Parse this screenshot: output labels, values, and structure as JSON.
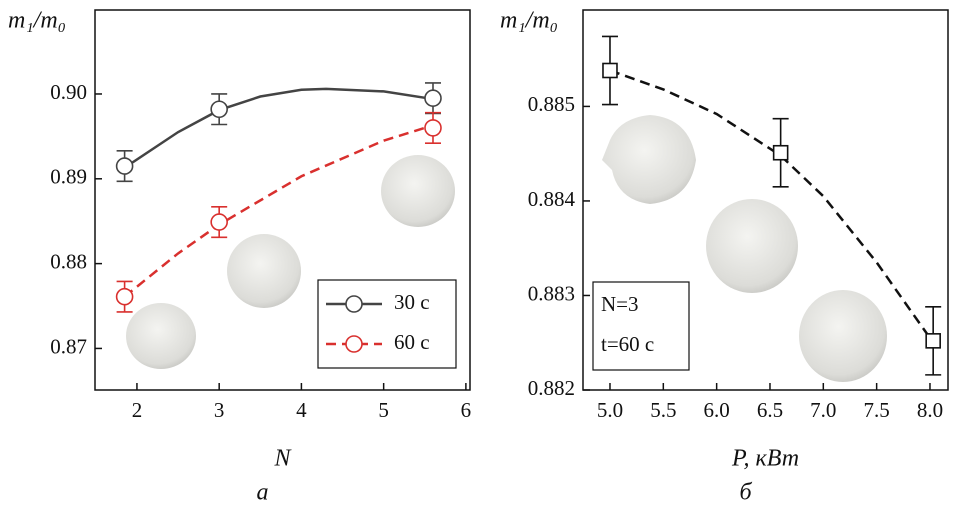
{
  "chart_data": [
    {
      "type": "scatter",
      "ylabel": "m₁/m₀",
      "xlabel": "N",
      "panel": "а",
      "xlim": [
        1.49,
        6.05
      ],
      "xticks": [
        2,
        3,
        4,
        5,
        6
      ],
      "ylim": [
        0.8651,
        0.9099
      ],
      "yticks": [
        0.87,
        0.88,
        0.89,
        {
          "value": 0.9,
          "label": "0.90"
        }
      ],
      "legend": "lower right",
      "marker": "circle",
      "series": [
        {
          "name": "30 с",
          "color": "#444444",
          "dash": false,
          "x": [
            1.85,
            3,
            5.6
          ],
          "values": [
            0.8915,
            0.8982,
            0.8995
          ],
          "errors": [
            0.0018,
            0.0018,
            0.0018
          ],
          "fit_x": [
            1.85,
            2.5,
            3,
            3.5,
            4,
            4.3,
            5,
            5.6
          ],
          "fit_values": [
            0.8913,
            0.8955,
            0.8981,
            0.8997,
            0.9005,
            0.9006,
            0.9003,
            0.8994
          ]
        },
        {
          "name": "60 с",
          "color": "#d9302e",
          "dash": true,
          "x": [
            1.85,
            3,
            5.6
          ],
          "values": [
            0.8761,
            0.8849,
            0.896
          ],
          "errors": [
            0.0018,
            0.0018,
            0.0018
          ],
          "fit_x": [
            1.85,
            2.5,
            3,
            4,
            5,
            5.6
          ],
          "fit_values": [
            0.8761,
            0.8812,
            0.8846,
            0.8903,
            0.8945,
            0.8963
          ]
        }
      ]
    },
    {
      "type": "scatter",
      "ylabel": "m₁/m₀",
      "xlabel": "P, кВт",
      "panel": "б",
      "xlim": [
        4.747,
        8.169
      ],
      "xticks": [
        {
          "value": 5,
          "label": "5.0"
        },
        5.5,
        {
          "value": 6,
          "label": "6.0"
        },
        6.5,
        {
          "value": 7,
          "label": "7.0"
        },
        7.5,
        {
          "value": 8,
          "label": "8.0"
        }
      ],
      "ylim": [
        0.882,
        0.88602
      ],
      "yticks": [
        0.882,
        0.883,
        0.884,
        0.885
      ],
      "marker": "square",
      "annotations": [
        "N=3",
        "t=60 с"
      ],
      "series": [
        {
          "color": "#111111",
          "dash": true,
          "x": [
            5,
            6.6,
            8.03
          ],
          "values": [
            0.88538,
            0.88451,
            0.88252
          ],
          "errors": [
            0.00036,
            0.00036,
            0.00036
          ],
          "fit_x": [
            5,
            5.5,
            6,
            6.6,
            7,
            7.5,
            8
          ],
          "fit_values": [
            0.88538,
            0.88518,
            0.88492,
            0.88448,
            0.88405,
            0.88335,
            0.88255
          ]
        }
      ]
    }
  ]
}
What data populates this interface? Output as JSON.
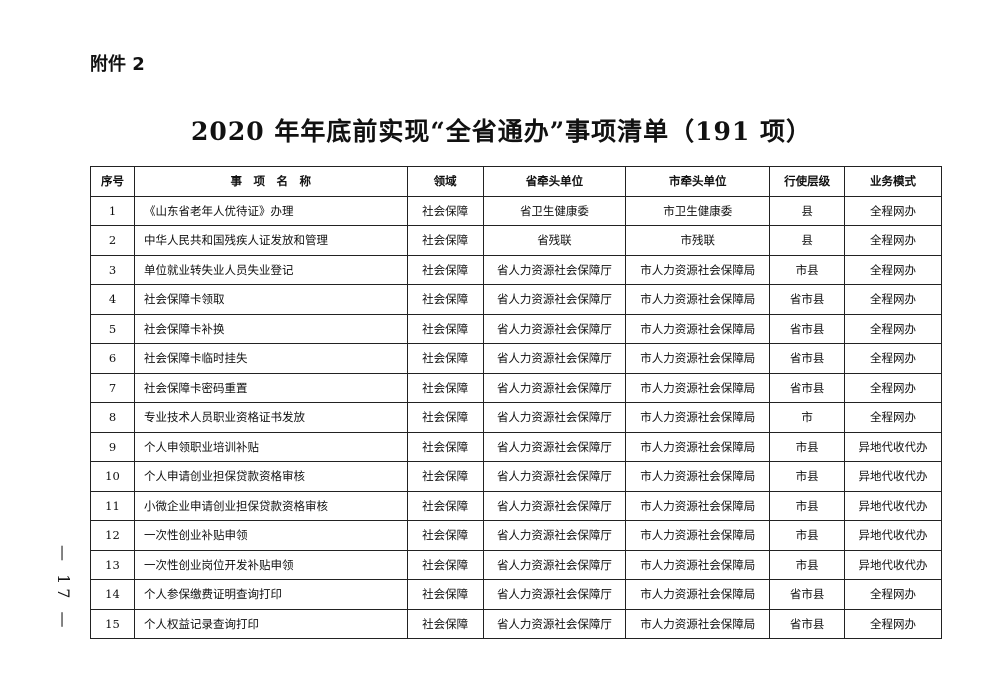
{
  "attachment_label": "附件 2",
  "title": "2020 年年底前实现“全省通办”事项清单（191 项）",
  "page_number": "— 17 —",
  "table": {
    "headers": [
      "序号",
      "事　项　名　称",
      "领域",
      "省牵头单位",
      "市牵头单位",
      "行使层级",
      "业务模式"
    ],
    "rows": [
      [
        "1",
        "《山东省老年人优待证》办理",
        "社会保障",
        "省卫生健康委",
        "市卫生健康委",
        "县",
        "全程网办"
      ],
      [
        "2",
        "中华人民共和国残疾人证发放和管理",
        "社会保障",
        "省残联",
        "市残联",
        "县",
        "全程网办"
      ],
      [
        "3",
        "单位就业转失业人员失业登记",
        "社会保障",
        "省人力资源社会保障厅",
        "市人力资源社会保障局",
        "市县",
        "全程网办"
      ],
      [
        "4",
        "社会保障卡领取",
        "社会保障",
        "省人力资源社会保障厅",
        "市人力资源社会保障局",
        "省市县",
        "全程网办"
      ],
      [
        "5",
        "社会保障卡补换",
        "社会保障",
        "省人力资源社会保障厅",
        "市人力资源社会保障局",
        "省市县",
        "全程网办"
      ],
      [
        "6",
        "社会保障卡临时挂失",
        "社会保障",
        "省人力资源社会保障厅",
        "市人力资源社会保障局",
        "省市县",
        "全程网办"
      ],
      [
        "7",
        "社会保障卡密码重置",
        "社会保障",
        "省人力资源社会保障厅",
        "市人力资源社会保障局",
        "省市县",
        "全程网办"
      ],
      [
        "8",
        "专业技术人员职业资格证书发放",
        "社会保障",
        "省人力资源社会保障厅",
        "市人力资源社会保障局",
        "市",
        "全程网办"
      ],
      [
        "9",
        "个人申领职业培训补贴",
        "社会保障",
        "省人力资源社会保障厅",
        "市人力资源社会保障局",
        "市县",
        "异地代收代办"
      ],
      [
        "10",
        "个人申请创业担保贷款资格审核",
        "社会保障",
        "省人力资源社会保障厅",
        "市人力资源社会保障局",
        "市县",
        "异地代收代办"
      ],
      [
        "11",
        "小微企业申请创业担保贷款资格审核",
        "社会保障",
        "省人力资源社会保障厅",
        "市人力资源社会保障局",
        "市县",
        "异地代收代办"
      ],
      [
        "12",
        "一次性创业补贴申领",
        "社会保障",
        "省人力资源社会保障厅",
        "市人力资源社会保障局",
        "市县",
        "异地代收代办"
      ],
      [
        "13",
        "一次性创业岗位开发补贴申领",
        "社会保障",
        "省人力资源社会保障厅",
        "市人力资源社会保障局",
        "市县",
        "异地代收代办"
      ],
      [
        "14",
        "个人参保缴费证明查询打印",
        "社会保障",
        "省人力资源社会保障厅",
        "市人力资源社会保障局",
        "省市县",
        "全程网办"
      ],
      [
        "15",
        "个人权益记录查询打印",
        "社会保障",
        "省人力资源社会保障厅",
        "市人力资源社会保障局",
        "省市县",
        "全程网办"
      ]
    ]
  }
}
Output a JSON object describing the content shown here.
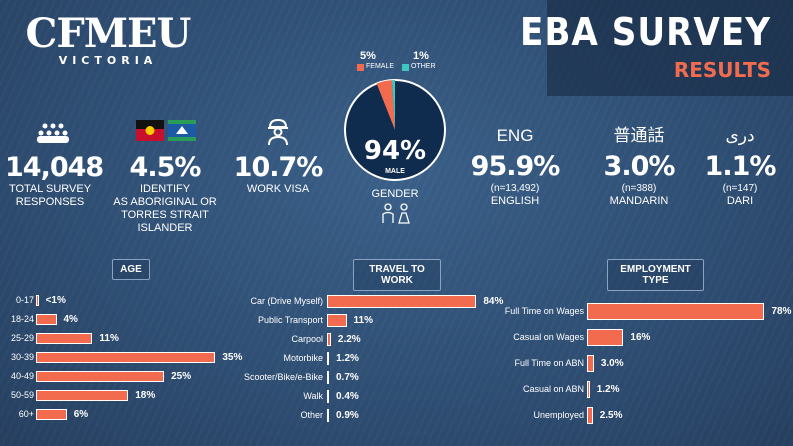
·····
In the listing above, find each line with the word "this" and copy it.

Parse this screenshot: output labels, values, and structure as JSON.
What data populates this interface? Output as JSON.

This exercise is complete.